> What you will do
• A. Check each of the following statements against the Paper Shoot filter post. For each, answer yes or no and quote the words from the post that settle it.
(i) Current Paper Shoot cases take a 26mm filter thread.
(ii) The camera's built-in filters are applied before the shot is taken.
(iii) The writer owns a step up ring that goes from 26mm to 37mm.
• B. Carry on the post about fitting optical filters to a Paper Shoot, starting right after its final sentence.

> Excerpted passage
* Begin *

Paper shoot with a UV filter on

Using Optical filters with a Paper Shoot

In a Facebook group I’m in, someone asked what size of filters a Paper Shoot (PS) takes. Truth be told there’s little info on that. But in fact the current cases take a 26mm filter thread.

What no official filter spec ?

It’s weird that PS don’t declare this point as it would be handy for folk to know. The modern cases have both an outer and inner thread. The outer is used for the screw on caps and LED light. The Inner I think is for the PS accessory lens. It may be that PS worry about folk bring their own accessory lenses or ignore their digital effect filter system.

Paper shoot sell a few screw in filters themselves (here the Radial & Six Prism Lens Set). The pricing isn’t bonkers

But whilst I agree you’re probably best buying their effect filters (star, prism, radial, close up, wide angle and fish eye). There’s way more filters that make sense.

But I though this camera has filters built in ?

So yes the Paper Shoot has filters but they’re digital. You get 4 which you can switch between. These are applied to the image after you’ve taken the shot. You can add extra filter using upgrade cards or edit in post for example if you upload your shots via insta et al you can add dozens of filter effects

A Collage of 16 common instagram filter. Image by Jzollman Jessica Zollman, CC BY-SA 3.0, via Wikimedia Commons

What we’re talking about is using optical filters, these are thin usually glass sheets that affect the light passing through before they hit the camera.

UV Filter on Nana Camera
UV Filter on Nana film Camera

How easy is to do this

Pretty easy

Although actual 26mm screw in filters are rare, there is an easy solution. You can easily buy a 26mm step up ring. These allow you to use a bigger diameter filter on a smaller lens filter thread lens. I’ve a 26mm to 30mm step up ring which seems to be the commonest but I have seen 26 to 37mm.

You can stack multiple ring to get a convenient size. Whilst I do own a 30mm UV filter as above and you do rarely find filters that size, I really need to use a second and third ring to get to where I already have filters.

* End *

> Dataset content
* Begin *

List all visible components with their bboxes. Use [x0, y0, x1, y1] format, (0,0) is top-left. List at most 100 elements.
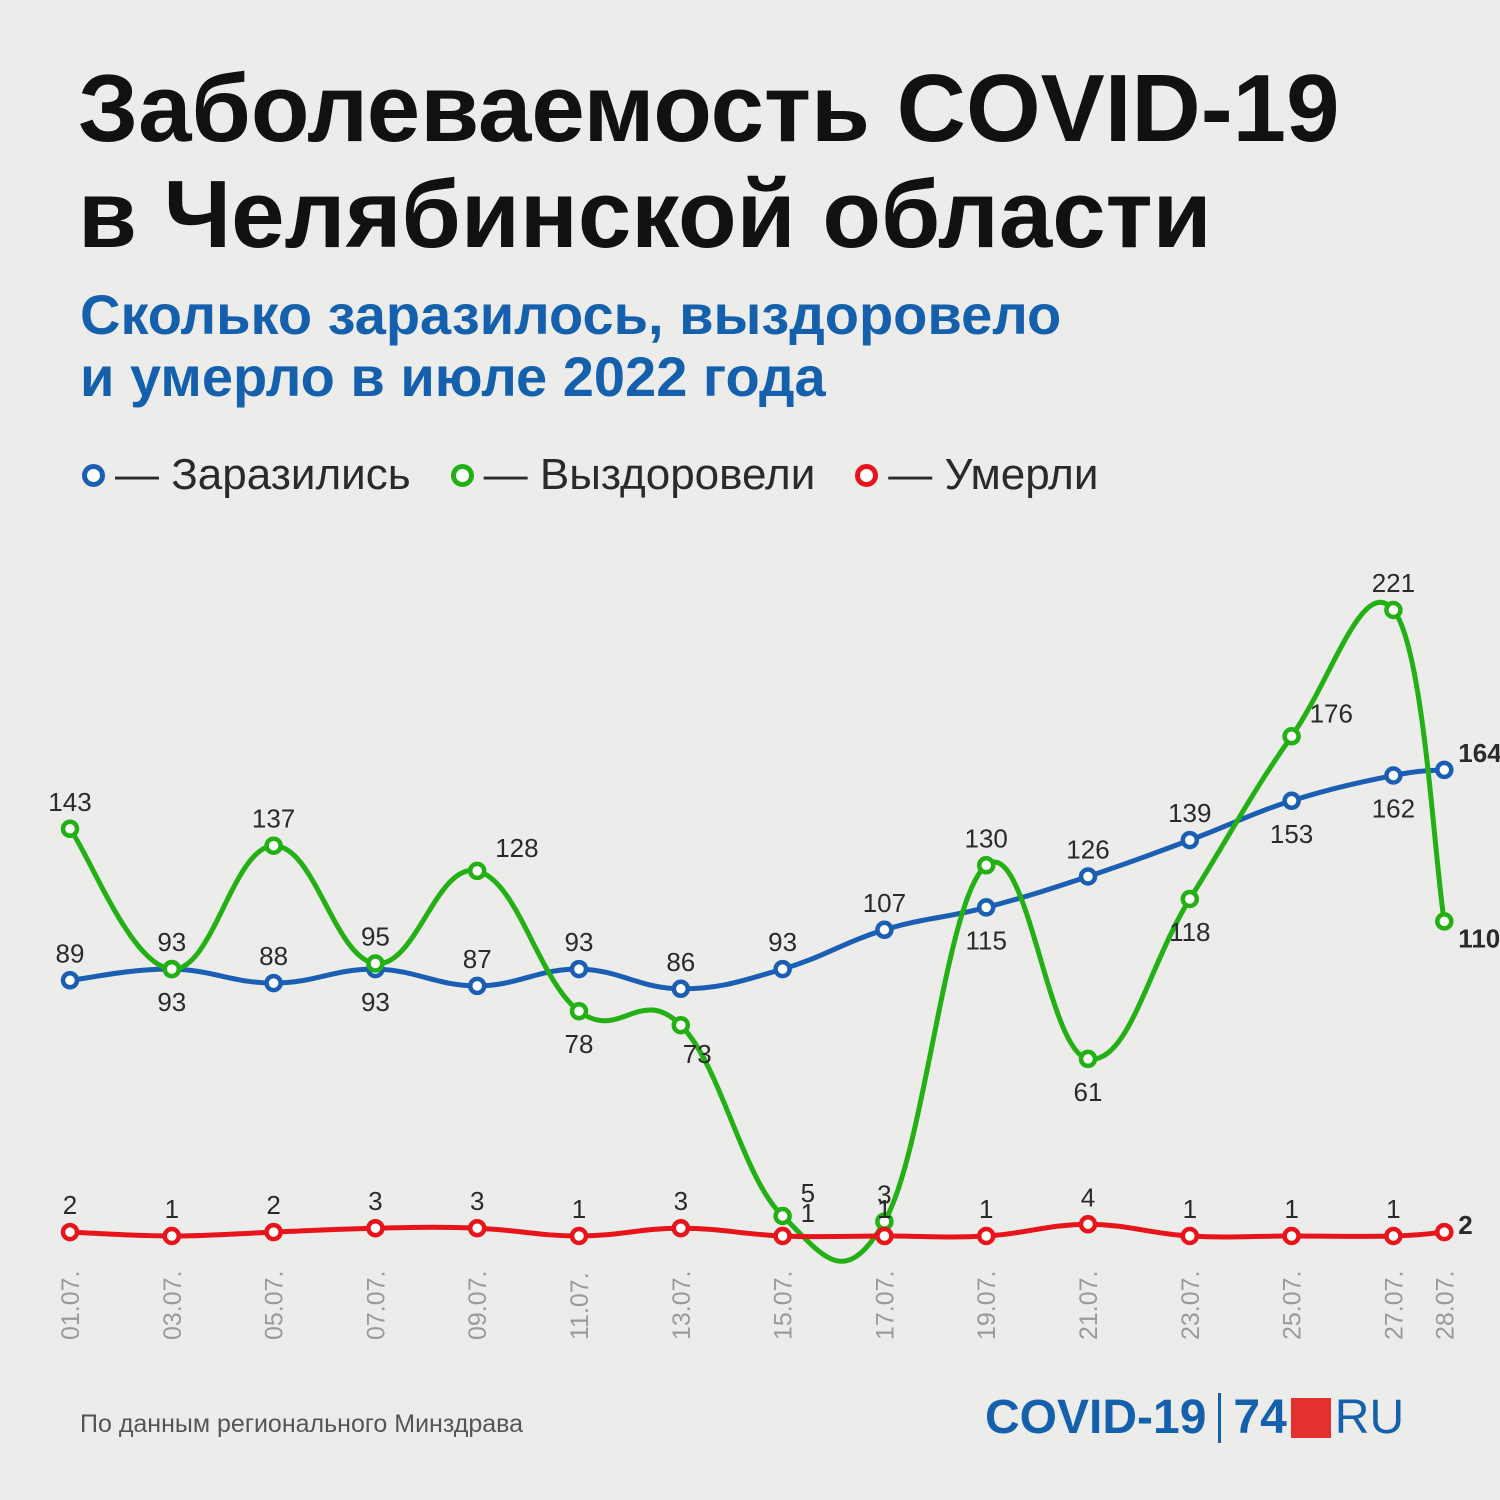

* End *

> Task answers
• A.
(i) Yes: "But in fact the current cases take a 26mm filter thread."
(ii) No: "These are applied to the image after you’ve taken the shot."
(iii) No: "I’ve a 26mm to 30mm step up ring which seems to be the commonest but I have seen 26 to 37mm."

• B.
For me that’s 52mm or bigger based on my film camera lenses but whilst you get loads of 52mm filters it does mean you’re obstructing the finder

Paper Shoot with 3 stacked step up filter rings and a filter on
Paper Shoot with 3 stacked filter step up rings and a varlo ND filter on. We have a 26-30mm, 30-43mm and a 43-52mm. I can’t really use the finder however.

But if you don’t have any 37mm may be all you need to head to. It is also a more common filter size and won’t really obscure your viewfinder too much. Other size options are 40.5mm or 43mm although the latter does start to intrude.

Bear in mind this camera meters TTL. This is good as it should auto adjust for most filters you use as usually using a colour or polarising filter will reduce the light hitting the sensor. It also does auto white balance (AWB) which is a limiting factor.

I’m new to optical filters can you give me a run down

Filters have been around as long as photography has been. Today we use digital filters on our phones or insta feed but these often create the effect of optical filters.

Filters come in different types. You can get push on ones but these are pretty vintage and I can’t confirm what size you’d need. You can also DIY filters (I’ve used transparent coloured sweet wrappers)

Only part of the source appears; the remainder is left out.